Tugas Wajib A:
Ketik ulang bagian kisah keberangkatan ke Monas, mulai dari kalimat yang memuat "Tiba-tiba sakit perut" dan berhenti setelah "rohis di SMA.".
Tugas Wajib B:
Jawab pertanyaan berikut berdasarkan kisah keberangkatan ke Monas:
(i) Apa syarat yang disebut sang istri agar Fatih bisa masuk Brigade Al Qassam?
(ii) Berapa harga uang elektronik yang ditawarkan di stasiun, dan berapa saldonya?
(iii) Kira-kira berapa lama antrean berlangsung sebelum uang elektronik itu ditawarkan?
Tugas Wajib C:
Lanjutkan kisah keberangkatan ke Monas dari kalimat terakhirnya.

SABTU, 16 Desember 2017. “Atih mau liat video a’ossam”, begitu kata Fatih, anakku tiba-tiba.
“Oooh Fatih mau lihat video Brigade Al Qassam, HAMAS, Palestina?”
Fatihpun mengangguk.
“Fatih seneng?” Tanya istriku.
Fatih mengangguk.
“Nanti Fatih masuk Brigade Al Qassam ya…”
Fatih mengangguk lagi.
“Tapi syaratnya hafal al-Qur’an, Tih. Fatih hafalin al-Qur’an dulu ya, nanti baru masuk Brigade Al Qassam!” kata istriku lagi.
Fatih mengangguk dan mengacungkan jempolnya.
“Alhamdulillaaaaaaah,” kataku dan istri hampir bersamaan.
Baca: Terinspirasi Aksi 212, Coey Lian Masuk Islam dan Bela Palestina
Ahad, 17 Desember 2017. Pukul 05.00 WIB.
Aku sudah siap berangkat janjian di Stasiun Depok lama, Kota Depok, Jawa Barat, dengan anggota ITJ Depok.
Tiba-tiba sakit perut menyerang… Akupun BAB dulu dan mengakibatkan terlambat sampai stasiun. Rombongan ITJ Depok sudah berangkat. Ya sudah seperti biasa, berangkat sendiri.
Sebenarnya badan lemas sehabis buang air besar tadi, tapi mengingat obrolan dengan Fatih tadi malam, bangkit semangatku. Lemas di fisik tapi di jiwa tidak! Lagipula aku sangat mencintai Palestina, sangat sangat sangat… sejak aku masuk rohis di SMA.
Akupun ingin sekali berkumpul dengan orang-orang yang juga sangat kuat cintanya kepada Palestina.
Di Stasiun Depok, antrean, tumben mengular sampai panjang sekali. Waktu acara Reuni 212 aku tidak antre, sekarang antre panjang sekali.
Kira-kira 15 menit antre, ada mbak-mbak menawarkan uang elektronik, “Bapak-Bapak kalau beli ini tidak usah antre, langsung bisa dipakai untuk naik kereta. Harga Rp 50.000 ada saldo Rp 30.000.”
Ya sudah daripada lama antre aku beli saja 1, toh aku cukup sering naik kereta.
Tidak berapa lama datanglah kereta. Ketika akan naik, aku digotong oleh dua orang berbaju dan berpeci putih. Ternyata mereka juga mau ke Lapangan Monas, Jakarta Pusat.

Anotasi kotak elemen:

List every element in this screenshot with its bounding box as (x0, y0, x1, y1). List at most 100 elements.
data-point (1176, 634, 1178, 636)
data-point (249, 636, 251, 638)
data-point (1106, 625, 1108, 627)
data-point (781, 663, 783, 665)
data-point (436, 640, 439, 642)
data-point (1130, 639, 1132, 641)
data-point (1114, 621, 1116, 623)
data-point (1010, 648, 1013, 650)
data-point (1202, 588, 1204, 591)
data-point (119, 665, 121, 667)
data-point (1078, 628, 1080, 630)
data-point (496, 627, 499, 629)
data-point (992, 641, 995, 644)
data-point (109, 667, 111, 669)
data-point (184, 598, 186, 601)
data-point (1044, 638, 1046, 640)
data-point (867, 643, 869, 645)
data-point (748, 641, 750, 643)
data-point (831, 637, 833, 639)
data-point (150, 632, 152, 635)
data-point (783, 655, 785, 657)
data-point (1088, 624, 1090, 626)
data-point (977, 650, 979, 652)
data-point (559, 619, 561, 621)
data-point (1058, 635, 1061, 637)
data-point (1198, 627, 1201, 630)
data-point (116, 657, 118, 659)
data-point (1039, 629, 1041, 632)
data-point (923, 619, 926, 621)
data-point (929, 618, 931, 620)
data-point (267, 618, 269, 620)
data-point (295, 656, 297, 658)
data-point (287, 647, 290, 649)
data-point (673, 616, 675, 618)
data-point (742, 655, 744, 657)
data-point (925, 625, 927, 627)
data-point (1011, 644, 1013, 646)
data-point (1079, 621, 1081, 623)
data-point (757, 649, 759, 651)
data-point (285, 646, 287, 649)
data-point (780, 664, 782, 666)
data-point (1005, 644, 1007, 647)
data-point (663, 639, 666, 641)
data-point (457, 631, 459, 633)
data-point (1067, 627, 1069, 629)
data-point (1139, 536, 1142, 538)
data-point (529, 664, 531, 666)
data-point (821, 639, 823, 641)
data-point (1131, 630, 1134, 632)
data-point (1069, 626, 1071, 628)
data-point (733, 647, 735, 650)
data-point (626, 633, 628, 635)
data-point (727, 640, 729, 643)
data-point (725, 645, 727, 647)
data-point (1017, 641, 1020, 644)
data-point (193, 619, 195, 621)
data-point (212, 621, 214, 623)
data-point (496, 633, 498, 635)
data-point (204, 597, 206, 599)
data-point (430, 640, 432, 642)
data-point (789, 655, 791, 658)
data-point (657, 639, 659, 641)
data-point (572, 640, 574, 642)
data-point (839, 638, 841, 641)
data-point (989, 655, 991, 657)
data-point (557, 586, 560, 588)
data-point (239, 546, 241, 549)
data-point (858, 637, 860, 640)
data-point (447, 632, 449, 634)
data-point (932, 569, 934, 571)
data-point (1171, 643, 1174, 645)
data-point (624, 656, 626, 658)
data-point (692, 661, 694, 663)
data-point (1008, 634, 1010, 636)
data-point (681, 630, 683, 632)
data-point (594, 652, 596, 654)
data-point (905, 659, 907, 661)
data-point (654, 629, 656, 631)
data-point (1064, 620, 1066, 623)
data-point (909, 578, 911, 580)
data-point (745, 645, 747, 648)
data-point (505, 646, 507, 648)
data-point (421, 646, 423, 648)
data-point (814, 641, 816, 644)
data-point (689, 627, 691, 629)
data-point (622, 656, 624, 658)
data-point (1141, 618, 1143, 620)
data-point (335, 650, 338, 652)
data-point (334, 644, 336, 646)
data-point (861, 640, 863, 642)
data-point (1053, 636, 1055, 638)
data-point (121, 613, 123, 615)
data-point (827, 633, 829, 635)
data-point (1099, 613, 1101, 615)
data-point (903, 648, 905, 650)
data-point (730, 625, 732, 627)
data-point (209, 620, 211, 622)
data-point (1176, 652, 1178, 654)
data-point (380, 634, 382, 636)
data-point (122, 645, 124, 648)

Hasil Tugas A:
Tiba-tiba sakit perut menyerang… Akupun BAB dulu dan mengakibatkan terlambat sampai stasiun. Rombongan ITJ Depok sudah berangkat. Ya sudah seperti biasa, berangkat sendiri.
Sebenarnya badan lemas sehabis buang air besar tadi, tapi mengingat obrolan dengan Fatih tadi malam, bangkit semangatku. Lemas di fisik tapi di jiwa tidak! Lagipula aku sangat mencintai Palestina, sangat sangat sangat… sejak aku masuk rohis di SMA.

Hasil Tugas B:
(i) Hafal al-Qur'an.
(ii) Harganya Rp 50.000 dengan saldo Rp 30.000.
(iii) Kira-kira 15 menit.

Hasil Tugas C:
Dalam waktu singkat kereta penuh sesak, penumpang berjubel. Ketika Reuni 212 tidak se-berjubel ini.
Untuk menghilangkan penderitaan berdesak-desakan, aku menonton live streaming Daarut Tauhiid tentang Aksi Bela Palestina di Monas. Aksi gelaran Majelis Ulama Indonesia (MUI) tersebut memang menjadi tujuan perjalananku saat itu.
Para penumpang yang lain senang. “Naaaaah bagus tuh setel acara live-nya sebelum kita sampai sana!” Terus menonton acara live ternyata tak terasa sudah hampir sampai di Stasiun Gondangdia.
Ketika KRL berhenti, banyak sekali yang ingin turun, berdesakan sekali. Aku yang memakai tongkat ini sangat susah bergerak menuju pintu. Ternyata pintu sudah mau ditutup lagi. Aku enggak bisa turun. Ya sudah nanti saja di Stasiun Juanda.
Sampai di Stasiun Juanda sangat penuh dan berdesakan. Banyak orang bershalawat dan berdzikir, merinding mendengarnya.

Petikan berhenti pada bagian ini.